**Stored records**
★ ★ ★

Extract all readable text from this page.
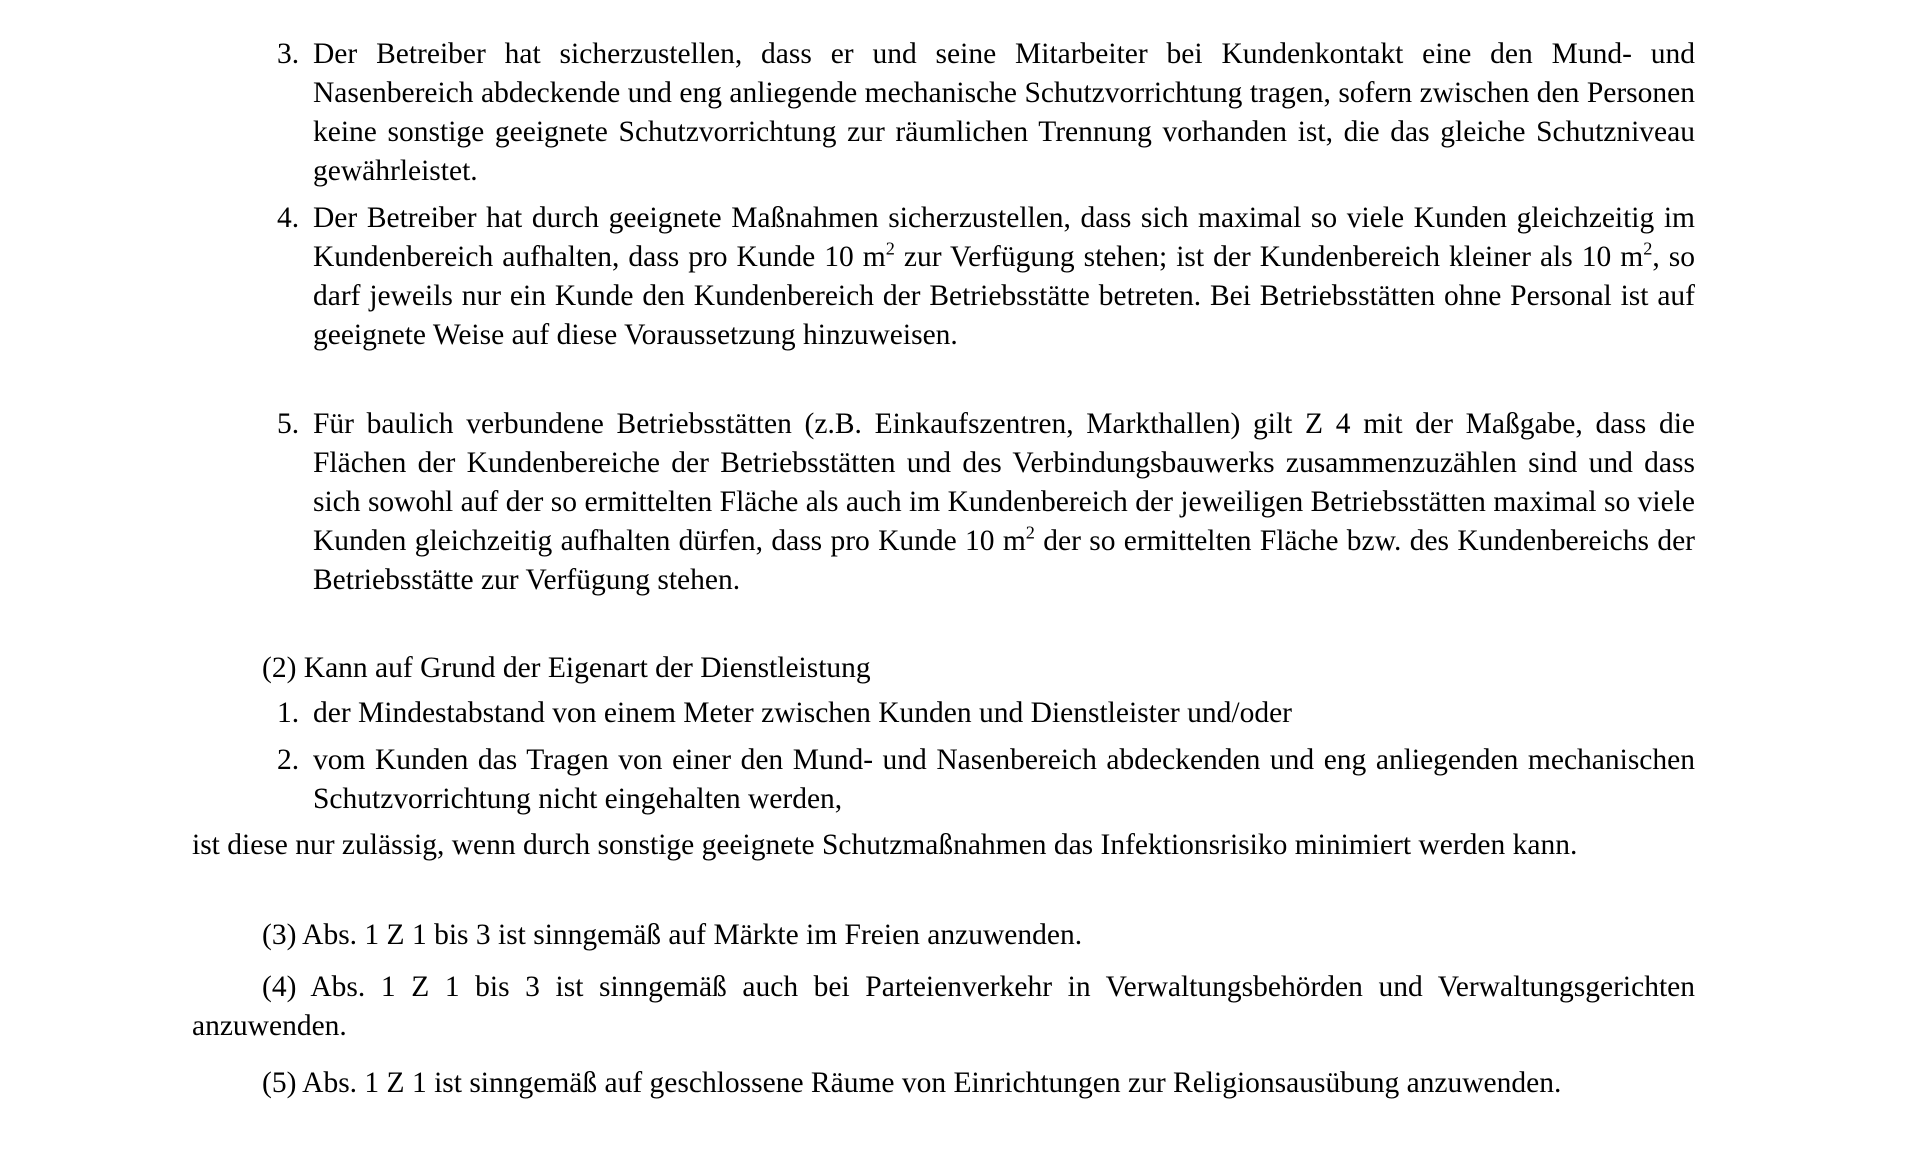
3. Der Betreiber hat sicherzustellen, dass er und seine Mitarbeiter bei Kundenkontakt eine den Mund- und Nasenbereich abdeckende und eng anliegende mechanische Schutzvorrichtung tragen, sofern zwischen den Personen keine sonstige geeignete Schutzvorrichtung zur räumlichen Trennung vorhanden ist, die das gleiche Schutzniveau gewährleistet.
4. Der Betreiber hat durch geeignete Maßnahmen sicherzustellen, dass sich maximal so viele Kunden gleichzeitig im Kundenbereich aufhalten, dass pro Kunde 10 $m^2$ zur Verfügung stehen; ist der Kundenbereich kleiner als 10 $m^2$, so darf jeweils nur ein Kunde den Kundenbereich der Betriebsstätte betreten. Bei Betriebsstätten ohne Personal ist auf geeignete Weise auf diese Voraussetzung hinzuweisen.
5. Für baulich verbundene Betriebsstätten (z.B. Einkaufszentren, Markthallen) gilt Z 4 mit der Maßgabe, dass die Flächen der Kundenbereiche der Betriebsstätten und des Verbindungsbauwerks zusammenzuzählen sind und dass sich sowohl auf der so ermittelten Fläche als auch im Kundenbereich der jeweiligen Betriebsstätten maximal so viele Kunden gleichzeitig aufhalten dürfen, dass pro Kunde 10 $m^2$ der so ermittelten Fläche bzw. des Kundenbereichs der Betriebsstätte zur Verfügung stehen.
(2) Kann auf Grund der Eigenart der Dienstleistung
1. der Mindestabstand von einem Meter zwischen Kunden und Dienstleister und/oder
2. vom Kunden das Tragen von einer den Mund- und Nasenbereich abdeckenden und eng anliegenden mechanischen Schutzvorrichtung nicht eingehalten werden,
ist diese nur zulässig, wenn durch sonstige geeignete Schutzmaßnahmen das Infektionsrisiko minimiert werden kann.
(3) Abs. 1 Z 1 bis 3 ist sinngemäß auf Märkte im Freien anzuwenden.
(4) Abs. 1 Z 1 bis 3 ist sinngemäß auch bei Parteienverkehr in Verwaltungsbehörden und Verwaltungsgerichten anzuwenden.
(5) Abs. 1 Z 1 ist sinngemäß auf geschlossene Räume von Einrichtungen zur Religionsausübung anzuwenden.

★ ★ ★

**What to produce**
Keep the pictures out of the copy and return the rest of the data above exactly.

**Answer to the task**
Extract all readable text from this page.
3. Der Betreiber hat sicherzustellen, dass er und seine Mitarbeiter bei Kundenkontakt eine den Mund- und Nasenbereich abdeckende und eng anliegende mechanische Schutzvorrichtung tragen, sofern zwischen den Personen keine sonstige geeignete Schutzvorrichtung zur räumlichen Trennung vorhanden ist, die das gleiche Schutzniveau gewährleistet.
4. Der Betreiber hat durch geeignete Maßnahmen sicherzustellen, dass sich maximal so viele Kunden gleichzeitig im Kundenbereich aufhalten, dass pro Kunde 10 $m^2$ zur Verfügung stehen; ist der Kundenbereich kleiner als 10 $m^2$, so darf jeweils nur ein Kunde den Kundenbereich der Betriebsstätte betreten. Bei Betriebsstätten ohne Personal ist auf geeignete Weise auf diese Voraussetzung hinzuweisen.
5. Für baulich verbundene Betriebsstätten (z.B. Einkaufszentren, Markthallen) gilt Z 4 mit der Maßgabe, dass die Flächen der Kundenbereiche der Betriebsstätten und des Verbindungsbauwerks zusammenzuzählen sind und dass sich sowohl auf der so ermittelten Fläche als auch im Kundenbereich der jeweiligen Betriebsstätten maximal so viele Kunden gleichzeitig aufhalten dürfen, dass pro Kunde 10 $m^2$ der so ermittelten Fläche bzw. des Kundenbereichs der Betriebsstätte zur Verfügung stehen.
(2) Kann auf Grund der Eigenart der Dienstleistung
1. der Mindestabstand von einem Meter zwischen Kunden und Dienstleister und/oder
2. vom Kunden das Tragen von einer den Mund- und Nasenbereich abdeckenden und eng anliegenden mechanischen Schutzvorrichtung nicht eingehalten werden,
ist diese nur zulässig, wenn durch sonstige geeignete Schutzmaßnahmen das Infektionsrisiko minimiert werden kann.
(3) Abs. 1 Z 1 bis 3 ist sinngemäß auf Märkte im Freien anzuwenden.
(4) Abs. 1 Z 1 bis 3 ist sinngemäß auch bei Parteienverkehr in Verwaltungsbehörden und Verwaltungsgerichten anzuwenden.
(5) Abs. 1 Z 1 ist sinngemäß auf geschlossene Räume von Einrichtungen zur Religionsausübung anzuwenden.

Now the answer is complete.